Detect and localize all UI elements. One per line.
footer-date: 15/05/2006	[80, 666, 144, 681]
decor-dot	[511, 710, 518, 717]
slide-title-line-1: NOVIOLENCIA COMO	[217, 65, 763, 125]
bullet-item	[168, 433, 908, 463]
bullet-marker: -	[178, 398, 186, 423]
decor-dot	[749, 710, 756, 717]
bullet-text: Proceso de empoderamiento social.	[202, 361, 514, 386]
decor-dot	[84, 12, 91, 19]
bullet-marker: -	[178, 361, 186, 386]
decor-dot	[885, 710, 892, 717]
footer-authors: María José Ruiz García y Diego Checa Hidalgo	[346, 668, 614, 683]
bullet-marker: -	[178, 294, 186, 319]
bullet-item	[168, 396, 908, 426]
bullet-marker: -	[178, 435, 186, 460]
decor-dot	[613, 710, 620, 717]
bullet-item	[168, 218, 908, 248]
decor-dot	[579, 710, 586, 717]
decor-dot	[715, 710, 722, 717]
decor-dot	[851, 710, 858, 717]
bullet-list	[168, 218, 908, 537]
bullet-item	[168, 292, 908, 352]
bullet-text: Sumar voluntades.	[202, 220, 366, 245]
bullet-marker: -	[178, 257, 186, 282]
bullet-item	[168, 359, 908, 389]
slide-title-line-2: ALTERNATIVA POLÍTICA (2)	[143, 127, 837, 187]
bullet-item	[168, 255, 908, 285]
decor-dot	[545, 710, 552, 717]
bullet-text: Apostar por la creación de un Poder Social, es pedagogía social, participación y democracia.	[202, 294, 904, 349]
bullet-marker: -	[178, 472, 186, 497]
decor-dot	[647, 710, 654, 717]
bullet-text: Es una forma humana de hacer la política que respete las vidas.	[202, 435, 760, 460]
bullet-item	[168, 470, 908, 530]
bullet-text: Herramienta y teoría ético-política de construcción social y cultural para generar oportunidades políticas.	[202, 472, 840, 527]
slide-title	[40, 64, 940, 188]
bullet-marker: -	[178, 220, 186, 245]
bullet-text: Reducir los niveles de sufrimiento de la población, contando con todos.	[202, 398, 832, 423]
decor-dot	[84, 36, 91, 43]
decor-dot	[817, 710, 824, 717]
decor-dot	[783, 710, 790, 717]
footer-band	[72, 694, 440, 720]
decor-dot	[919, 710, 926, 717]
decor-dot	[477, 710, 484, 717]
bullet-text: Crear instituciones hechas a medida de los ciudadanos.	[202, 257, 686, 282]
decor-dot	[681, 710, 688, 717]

________

• [TASK INSTRUCTIONS]: Put every line of the data above into a numbered list, omitting any blank lines.

• [SOLUTION TO THIS EXERCISE]:
1. Detect and localize all UI elements. One per line.
2. footer-date: 15/05/2006	[80, 666, 144, 681]
3. decor-dot	[511, 710, 518, 717]
4. slide-title-line-1: NOVIOLENCIA COMO	[217, 65, 763, 125]
5. bullet-item	[168, 433, 908, 463]
6. bullet-marker: -	[178, 398, 186, 423]
7. decor-dot	[749, 710, 756, 717]
8. bullet-text: Proceso de empoderamiento social.	[202, 361, 514, 386]
9. decor-dot	[84, 12, 91, 19]
10. bullet-marker: -	[178, 361, 186, 386]
11. decor-dot	[885, 710, 892, 717]
12. footer-authors: María José Ruiz García y Diego Checa Hidalgo	[346, 668, 614, 683]
13. bullet-marker: -	[178, 294, 186, 319]
14. bullet-item	[168, 396, 908, 426]
15. bullet-marker: -	[178, 435, 186, 460]
16. decor-dot	[613, 710, 620, 717]
17. bullet-item	[168, 218, 908, 248]
18. decor-dot	[579, 710, 586, 717]
19. decor-dot	[715, 710, 722, 717]
20. decor-dot	[851, 710, 858, 717]
21. bullet-list	[168, 218, 908, 537]
22. bullet-item	[168, 292, 908, 352]
23. bullet-text: Sumar voluntades.	[202, 220, 366, 245]
24. bullet-marker: -	[178, 257, 186, 282]
25. bullet-item	[168, 359, 908, 389]
26. slide-title-line-2: ALTERNATIVA POLÍTICA (2)	[143, 127, 837, 187]
27. bullet-item	[168, 255, 908, 285]
28. decor-dot	[545, 710, 552, 717]
29. bullet-text: Apostar por la creación de un Poder Social, es pedagogía social, participación y democracia.	[202, 294, 904, 349]
30. bullet-marker: -	[178, 472, 186, 497]
31. decor-dot	[647, 710, 654, 717]
32. bullet-text: Es una forma humana de hacer la política que respete las vidas.	[202, 435, 760, 460]
33. bullet-item	[168, 470, 908, 530]
34. bullet-text: Herramienta y teoría ético-política de construcción social y cultural para generar oportunidades políticas.	[202, 472, 840, 527]
35. slide-title	[40, 64, 940, 188]
36. bullet-marker: -	[178, 220, 186, 245]
37. bullet-text: Reducir los niveles de sufrimiento de la población, contando con todos.	[202, 398, 832, 423]
38. decor-dot	[84, 36, 91, 43]
39. decor-dot	[817, 710, 824, 717]
40. decor-dot	[783, 710, 790, 717]
41. footer-band	[72, 694, 440, 720]
42. decor-dot	[919, 710, 926, 717]
43. decor-dot	[477, 710, 484, 717]
44. bullet-text: Crear instituciones hechas a medida de los ciudadanos.	[202, 257, 686, 282]
45. decor-dot	[681, 710, 688, 717]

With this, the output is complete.